## What you will do
Repeat the data that follows, word for word, without the images.

------------------------------------------------------------------------

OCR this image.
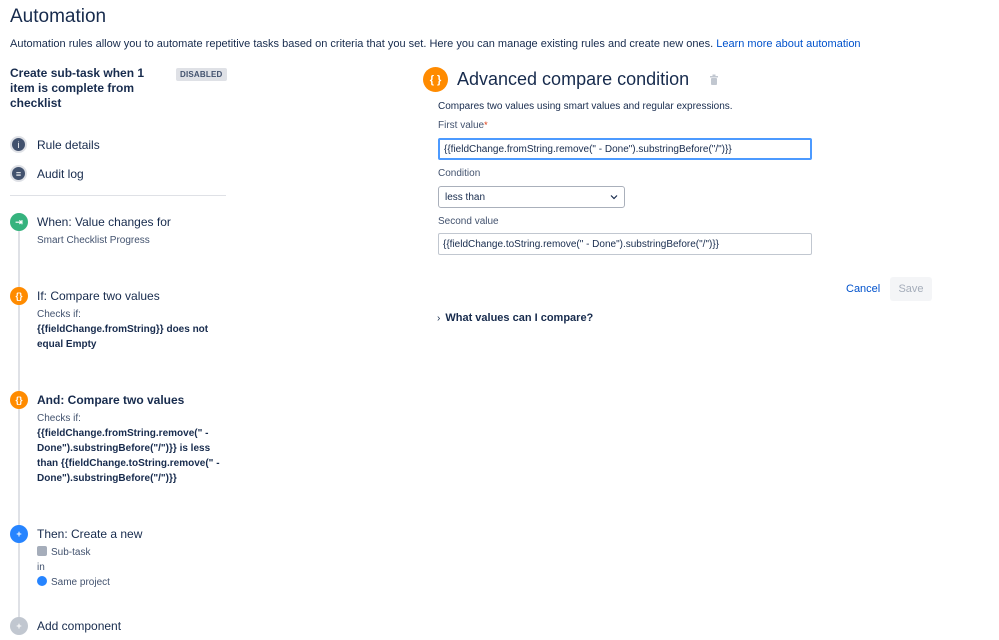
Automation
Automation rules allow you to automate repetitive tasks based on criteria that you set. Here you can manage existing rules and create new ones. Learn more about automation
Create sub-task when 1 item is complete from checklist
DISABLED
i	Rule details
≡	Audit log
⇥	When: Value changes for
Smart Checklist Progress
{}	If: Compare two values
Checks if:
{{fieldChange.fromString}} does not equal Empty
{}	And: Compare two values
Checks if:
{{fieldChange.fromString.remove(" - Done").substringBefore("/")}} is less than {{fieldChange.toString.remove(" - Done").substringBefore("/")}}
+	Then: Create a new
Sub-task
in
Same project
+	Add component
{ } Advanced compare condition
Compares two values using smart values and regular expressions.
First value*
{{fieldChange.fromString.remove(" - Done").substringBefore("/")}}
Condition
less than
Second value
{{fieldChange.toString.remove(" - Done").substringBefore("/")}}
Cancel	Save
› What values can I compare?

------------------------------------------------------------------------

## Completed exercise
OCR this image.
Automation
Automation rules allow you to automate repetitive tasks based on criteria that you set. Here you can manage existing rules and create new ones. Learn more about automation
Create sub-task when 1 item is complete from checklist
DISABLED
i	Rule details
≡	Audit log
⇥	When: Value changes for
Smart Checklist Progress
{}	If: Compare two values
Checks if:
{{fieldChange.fromString}} does not equal Empty
{}	And: Compare two values
Checks if:
{{fieldChange.fromString.remove(" - Done").substringBefore("/")}} is less than {{fieldChange.toString.remove(" - Done").substringBefore("/")}}
+	Then: Create a new
Sub-task
in
Same project
+	Add component
{ } Advanced compare condition
Compares two values using smart values and regular expressions.
First value*
{{fieldChange.fromString.remove(" - Done").substringBefore("/")}}
Condition
less than
Second value
{{fieldChange.toString.remove(" - Done").substringBefore("/")}}
Cancel	Save
› What values can I compare?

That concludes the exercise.